◆ WHAT IS BEING ASKED
Below are some records. Say in a single number how many of their lines include the word "thread".

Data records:
• • • • • • •

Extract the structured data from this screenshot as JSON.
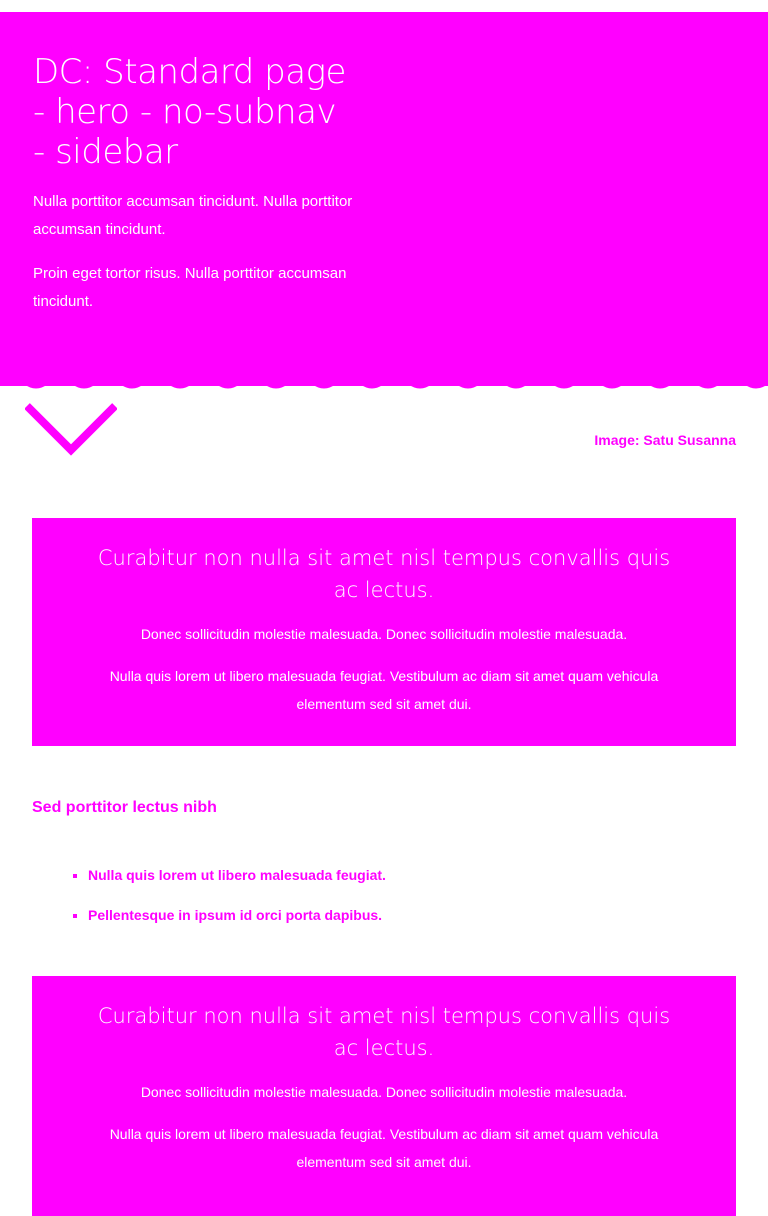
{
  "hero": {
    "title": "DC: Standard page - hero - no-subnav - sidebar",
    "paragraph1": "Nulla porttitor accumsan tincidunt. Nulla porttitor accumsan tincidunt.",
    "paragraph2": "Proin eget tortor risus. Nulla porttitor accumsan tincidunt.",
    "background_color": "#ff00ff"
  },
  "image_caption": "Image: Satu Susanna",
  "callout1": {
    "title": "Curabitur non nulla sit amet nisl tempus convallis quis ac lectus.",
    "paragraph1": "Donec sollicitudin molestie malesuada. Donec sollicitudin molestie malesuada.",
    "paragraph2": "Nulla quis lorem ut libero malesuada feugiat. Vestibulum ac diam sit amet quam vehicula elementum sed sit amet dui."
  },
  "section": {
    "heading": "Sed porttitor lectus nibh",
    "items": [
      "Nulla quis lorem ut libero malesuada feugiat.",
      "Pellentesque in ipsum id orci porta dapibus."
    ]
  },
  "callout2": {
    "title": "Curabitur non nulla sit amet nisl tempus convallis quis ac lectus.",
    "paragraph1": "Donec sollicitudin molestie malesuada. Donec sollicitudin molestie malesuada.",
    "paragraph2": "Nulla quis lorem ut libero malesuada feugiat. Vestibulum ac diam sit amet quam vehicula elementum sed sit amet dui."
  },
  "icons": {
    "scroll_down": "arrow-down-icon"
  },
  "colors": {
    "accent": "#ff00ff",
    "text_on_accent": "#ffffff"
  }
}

• • • • • • •

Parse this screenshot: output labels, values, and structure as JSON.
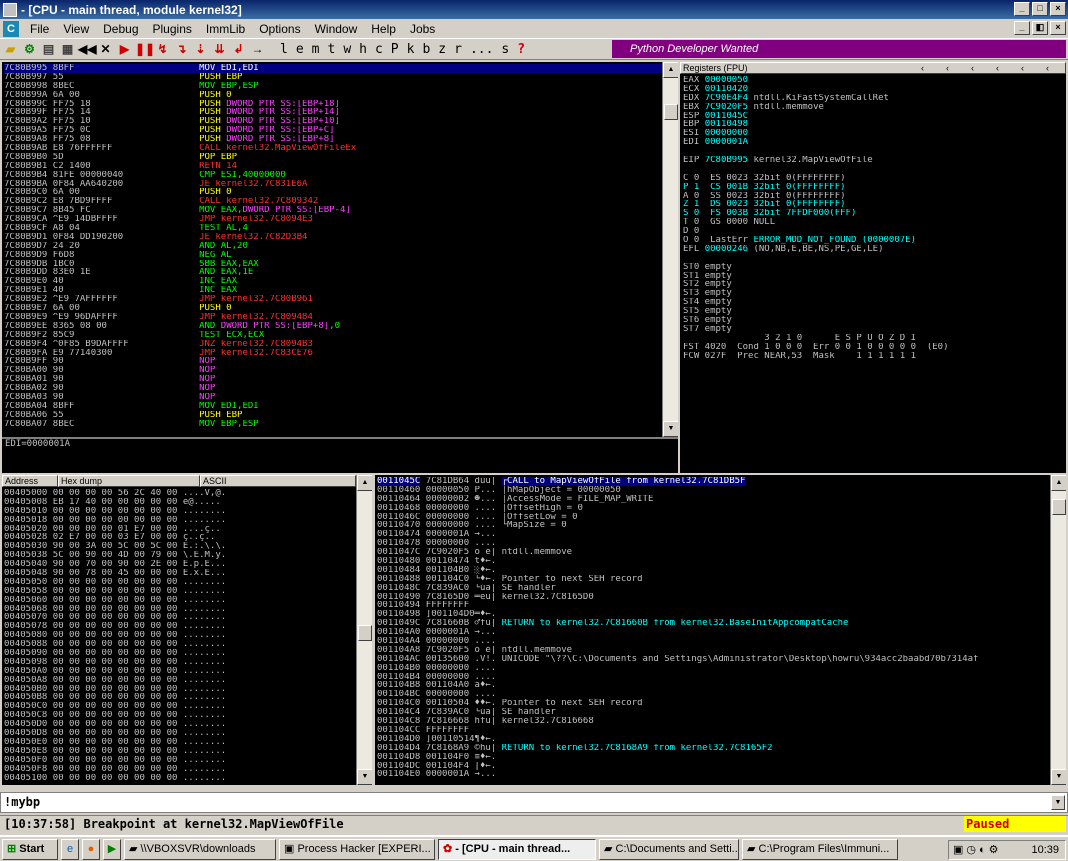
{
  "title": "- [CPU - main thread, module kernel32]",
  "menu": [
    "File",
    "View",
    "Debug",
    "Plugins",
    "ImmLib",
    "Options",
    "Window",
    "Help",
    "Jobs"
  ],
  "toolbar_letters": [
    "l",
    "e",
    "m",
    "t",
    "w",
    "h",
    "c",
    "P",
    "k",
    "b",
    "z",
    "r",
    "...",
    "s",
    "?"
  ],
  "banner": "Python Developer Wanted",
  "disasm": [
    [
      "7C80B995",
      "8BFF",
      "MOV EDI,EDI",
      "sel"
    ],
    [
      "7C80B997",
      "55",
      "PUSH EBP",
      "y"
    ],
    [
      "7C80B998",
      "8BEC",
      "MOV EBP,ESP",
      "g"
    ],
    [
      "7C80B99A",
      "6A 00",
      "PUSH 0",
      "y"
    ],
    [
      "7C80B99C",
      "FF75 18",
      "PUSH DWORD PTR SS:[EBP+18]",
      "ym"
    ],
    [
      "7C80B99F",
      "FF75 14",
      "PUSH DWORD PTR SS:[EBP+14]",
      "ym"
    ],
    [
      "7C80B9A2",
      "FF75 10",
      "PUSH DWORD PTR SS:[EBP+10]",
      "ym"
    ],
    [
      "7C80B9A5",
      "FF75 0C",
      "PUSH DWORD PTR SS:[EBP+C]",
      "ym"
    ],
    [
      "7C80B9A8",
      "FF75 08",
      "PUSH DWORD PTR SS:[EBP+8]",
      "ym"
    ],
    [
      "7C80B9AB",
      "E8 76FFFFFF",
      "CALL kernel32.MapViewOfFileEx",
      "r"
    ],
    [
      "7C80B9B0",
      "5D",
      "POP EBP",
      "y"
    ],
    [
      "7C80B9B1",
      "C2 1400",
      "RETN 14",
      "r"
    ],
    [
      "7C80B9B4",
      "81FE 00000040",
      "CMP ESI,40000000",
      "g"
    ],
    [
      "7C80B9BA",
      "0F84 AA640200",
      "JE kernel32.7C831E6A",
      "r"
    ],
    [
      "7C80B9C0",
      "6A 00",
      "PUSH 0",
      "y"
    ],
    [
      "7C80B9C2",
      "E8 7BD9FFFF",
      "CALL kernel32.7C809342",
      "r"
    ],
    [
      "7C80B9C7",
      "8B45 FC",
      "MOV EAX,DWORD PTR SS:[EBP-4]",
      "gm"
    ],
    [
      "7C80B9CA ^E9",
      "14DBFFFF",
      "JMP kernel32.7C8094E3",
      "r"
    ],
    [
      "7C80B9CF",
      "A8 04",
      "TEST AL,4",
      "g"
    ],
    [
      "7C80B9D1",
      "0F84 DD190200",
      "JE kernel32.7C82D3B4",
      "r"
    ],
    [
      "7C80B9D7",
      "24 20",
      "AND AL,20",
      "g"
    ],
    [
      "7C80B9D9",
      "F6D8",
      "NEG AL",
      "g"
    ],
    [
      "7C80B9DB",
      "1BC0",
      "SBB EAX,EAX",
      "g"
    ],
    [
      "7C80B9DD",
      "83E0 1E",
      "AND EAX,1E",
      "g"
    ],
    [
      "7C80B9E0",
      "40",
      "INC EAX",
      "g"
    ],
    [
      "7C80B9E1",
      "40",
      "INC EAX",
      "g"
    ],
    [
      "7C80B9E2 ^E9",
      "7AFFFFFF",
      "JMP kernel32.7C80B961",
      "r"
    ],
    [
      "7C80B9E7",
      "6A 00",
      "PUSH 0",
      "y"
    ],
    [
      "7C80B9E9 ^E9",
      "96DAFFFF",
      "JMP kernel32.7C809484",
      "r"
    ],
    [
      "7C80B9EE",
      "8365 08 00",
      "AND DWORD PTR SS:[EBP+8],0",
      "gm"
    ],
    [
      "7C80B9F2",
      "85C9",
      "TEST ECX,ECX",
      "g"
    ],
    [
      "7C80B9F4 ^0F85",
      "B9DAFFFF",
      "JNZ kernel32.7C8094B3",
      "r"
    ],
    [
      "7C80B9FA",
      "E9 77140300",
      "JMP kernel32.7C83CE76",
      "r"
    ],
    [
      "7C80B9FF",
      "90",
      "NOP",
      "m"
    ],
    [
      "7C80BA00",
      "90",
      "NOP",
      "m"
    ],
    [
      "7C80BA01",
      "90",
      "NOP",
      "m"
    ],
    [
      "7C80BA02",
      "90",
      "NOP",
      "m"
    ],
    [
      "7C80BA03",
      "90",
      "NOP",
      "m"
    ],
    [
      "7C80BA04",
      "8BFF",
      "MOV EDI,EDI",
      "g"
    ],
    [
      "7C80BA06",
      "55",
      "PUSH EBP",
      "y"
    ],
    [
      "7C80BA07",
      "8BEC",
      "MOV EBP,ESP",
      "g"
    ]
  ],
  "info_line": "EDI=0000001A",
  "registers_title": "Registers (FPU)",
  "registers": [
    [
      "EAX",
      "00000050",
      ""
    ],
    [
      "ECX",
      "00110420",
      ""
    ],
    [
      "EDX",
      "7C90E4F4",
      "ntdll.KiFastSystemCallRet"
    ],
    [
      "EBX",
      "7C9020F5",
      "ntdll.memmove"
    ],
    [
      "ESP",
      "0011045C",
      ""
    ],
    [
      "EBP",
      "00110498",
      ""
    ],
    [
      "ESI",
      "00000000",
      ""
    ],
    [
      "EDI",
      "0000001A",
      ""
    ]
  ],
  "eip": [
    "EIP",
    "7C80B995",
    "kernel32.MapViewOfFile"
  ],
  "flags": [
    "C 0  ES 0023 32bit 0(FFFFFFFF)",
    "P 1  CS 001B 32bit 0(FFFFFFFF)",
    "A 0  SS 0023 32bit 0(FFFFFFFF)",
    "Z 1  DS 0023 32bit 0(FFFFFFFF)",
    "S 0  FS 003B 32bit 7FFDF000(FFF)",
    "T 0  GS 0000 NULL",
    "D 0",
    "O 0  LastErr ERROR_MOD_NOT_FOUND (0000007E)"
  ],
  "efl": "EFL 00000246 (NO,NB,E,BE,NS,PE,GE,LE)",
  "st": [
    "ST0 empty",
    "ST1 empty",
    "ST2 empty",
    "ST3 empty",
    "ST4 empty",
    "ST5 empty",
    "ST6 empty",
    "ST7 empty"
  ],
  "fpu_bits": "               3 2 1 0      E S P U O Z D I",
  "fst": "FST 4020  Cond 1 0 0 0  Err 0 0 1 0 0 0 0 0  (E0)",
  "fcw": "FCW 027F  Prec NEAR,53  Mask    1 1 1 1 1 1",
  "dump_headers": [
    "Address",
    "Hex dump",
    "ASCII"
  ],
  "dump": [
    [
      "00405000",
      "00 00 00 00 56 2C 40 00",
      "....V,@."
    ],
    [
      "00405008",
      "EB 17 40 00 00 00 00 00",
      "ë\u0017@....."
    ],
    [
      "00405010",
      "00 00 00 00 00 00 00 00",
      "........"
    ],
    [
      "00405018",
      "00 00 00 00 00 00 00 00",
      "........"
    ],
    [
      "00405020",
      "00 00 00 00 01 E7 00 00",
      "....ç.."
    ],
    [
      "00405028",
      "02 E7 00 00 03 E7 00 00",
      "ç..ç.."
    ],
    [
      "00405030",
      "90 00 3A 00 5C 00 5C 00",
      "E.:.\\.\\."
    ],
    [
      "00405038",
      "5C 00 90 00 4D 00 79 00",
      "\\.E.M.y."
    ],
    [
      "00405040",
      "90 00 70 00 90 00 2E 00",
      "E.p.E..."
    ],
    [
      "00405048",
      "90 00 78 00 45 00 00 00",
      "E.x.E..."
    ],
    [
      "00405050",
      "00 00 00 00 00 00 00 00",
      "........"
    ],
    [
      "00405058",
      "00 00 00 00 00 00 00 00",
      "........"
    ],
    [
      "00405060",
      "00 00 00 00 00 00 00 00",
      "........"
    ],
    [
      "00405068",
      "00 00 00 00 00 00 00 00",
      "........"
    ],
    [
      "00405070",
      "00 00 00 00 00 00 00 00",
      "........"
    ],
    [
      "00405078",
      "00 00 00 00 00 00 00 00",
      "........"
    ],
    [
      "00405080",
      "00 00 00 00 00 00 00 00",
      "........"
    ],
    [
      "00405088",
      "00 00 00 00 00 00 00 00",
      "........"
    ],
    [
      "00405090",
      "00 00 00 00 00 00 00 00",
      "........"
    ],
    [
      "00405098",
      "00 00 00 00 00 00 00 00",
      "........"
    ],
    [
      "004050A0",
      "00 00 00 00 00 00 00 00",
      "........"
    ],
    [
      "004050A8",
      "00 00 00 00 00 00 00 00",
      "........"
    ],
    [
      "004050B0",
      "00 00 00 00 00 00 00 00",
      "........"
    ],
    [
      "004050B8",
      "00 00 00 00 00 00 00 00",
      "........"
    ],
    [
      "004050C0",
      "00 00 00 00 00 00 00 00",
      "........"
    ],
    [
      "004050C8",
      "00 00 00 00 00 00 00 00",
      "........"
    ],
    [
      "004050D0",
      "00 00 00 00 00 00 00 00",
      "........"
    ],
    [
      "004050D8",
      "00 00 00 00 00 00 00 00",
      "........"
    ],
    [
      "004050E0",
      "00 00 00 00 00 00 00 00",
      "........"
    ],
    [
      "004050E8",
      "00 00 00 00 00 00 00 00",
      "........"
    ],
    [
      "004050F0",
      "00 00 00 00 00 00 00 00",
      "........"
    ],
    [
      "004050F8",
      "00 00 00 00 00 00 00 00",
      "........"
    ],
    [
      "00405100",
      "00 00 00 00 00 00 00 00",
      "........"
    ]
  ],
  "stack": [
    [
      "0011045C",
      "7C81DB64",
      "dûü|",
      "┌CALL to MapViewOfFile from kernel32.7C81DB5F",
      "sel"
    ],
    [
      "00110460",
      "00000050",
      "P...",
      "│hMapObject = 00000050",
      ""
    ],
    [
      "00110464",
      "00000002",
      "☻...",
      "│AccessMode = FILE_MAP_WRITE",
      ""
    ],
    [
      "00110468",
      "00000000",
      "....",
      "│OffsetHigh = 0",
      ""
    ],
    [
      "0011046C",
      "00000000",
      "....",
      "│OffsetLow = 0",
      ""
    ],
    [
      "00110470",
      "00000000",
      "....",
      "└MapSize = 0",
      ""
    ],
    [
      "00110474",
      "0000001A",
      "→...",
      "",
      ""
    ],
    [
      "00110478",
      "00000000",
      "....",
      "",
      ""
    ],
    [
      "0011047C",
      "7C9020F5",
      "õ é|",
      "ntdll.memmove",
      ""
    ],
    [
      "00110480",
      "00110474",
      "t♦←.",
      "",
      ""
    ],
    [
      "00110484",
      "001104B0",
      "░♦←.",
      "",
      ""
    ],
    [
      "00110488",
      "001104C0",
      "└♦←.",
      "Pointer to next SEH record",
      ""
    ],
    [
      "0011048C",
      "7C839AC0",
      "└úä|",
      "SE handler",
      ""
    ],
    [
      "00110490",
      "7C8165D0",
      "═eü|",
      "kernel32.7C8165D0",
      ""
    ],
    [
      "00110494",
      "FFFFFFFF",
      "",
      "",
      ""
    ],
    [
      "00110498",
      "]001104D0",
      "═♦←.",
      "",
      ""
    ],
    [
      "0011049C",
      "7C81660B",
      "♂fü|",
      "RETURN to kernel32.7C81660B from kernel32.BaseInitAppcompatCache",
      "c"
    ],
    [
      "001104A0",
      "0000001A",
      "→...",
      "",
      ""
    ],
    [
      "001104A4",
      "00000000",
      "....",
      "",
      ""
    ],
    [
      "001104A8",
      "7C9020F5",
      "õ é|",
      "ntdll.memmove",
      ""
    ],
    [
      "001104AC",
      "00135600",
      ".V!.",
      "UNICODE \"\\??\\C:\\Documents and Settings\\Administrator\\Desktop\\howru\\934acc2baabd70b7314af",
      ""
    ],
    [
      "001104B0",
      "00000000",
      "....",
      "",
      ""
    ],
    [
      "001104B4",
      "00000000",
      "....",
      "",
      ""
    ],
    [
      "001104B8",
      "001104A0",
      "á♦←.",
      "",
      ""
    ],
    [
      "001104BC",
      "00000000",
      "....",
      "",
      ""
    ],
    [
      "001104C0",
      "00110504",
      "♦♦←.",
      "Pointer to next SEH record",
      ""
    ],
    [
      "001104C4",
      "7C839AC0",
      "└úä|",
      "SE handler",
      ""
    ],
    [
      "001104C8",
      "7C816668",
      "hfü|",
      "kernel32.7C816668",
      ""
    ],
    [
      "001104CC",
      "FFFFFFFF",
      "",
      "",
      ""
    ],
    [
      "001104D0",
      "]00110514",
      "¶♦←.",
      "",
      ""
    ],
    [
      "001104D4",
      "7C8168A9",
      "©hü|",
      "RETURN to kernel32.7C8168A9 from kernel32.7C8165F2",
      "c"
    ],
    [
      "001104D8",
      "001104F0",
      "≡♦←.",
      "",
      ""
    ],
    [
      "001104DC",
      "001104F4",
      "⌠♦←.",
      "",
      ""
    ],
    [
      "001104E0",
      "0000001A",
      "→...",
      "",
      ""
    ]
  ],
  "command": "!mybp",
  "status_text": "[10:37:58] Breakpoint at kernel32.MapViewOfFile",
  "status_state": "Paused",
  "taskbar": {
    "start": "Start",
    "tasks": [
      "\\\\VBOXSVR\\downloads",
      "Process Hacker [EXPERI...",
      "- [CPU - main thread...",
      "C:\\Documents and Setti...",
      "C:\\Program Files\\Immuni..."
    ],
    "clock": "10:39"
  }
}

• • • • • • •

◆ OUTPUT FOR THIS TASK
2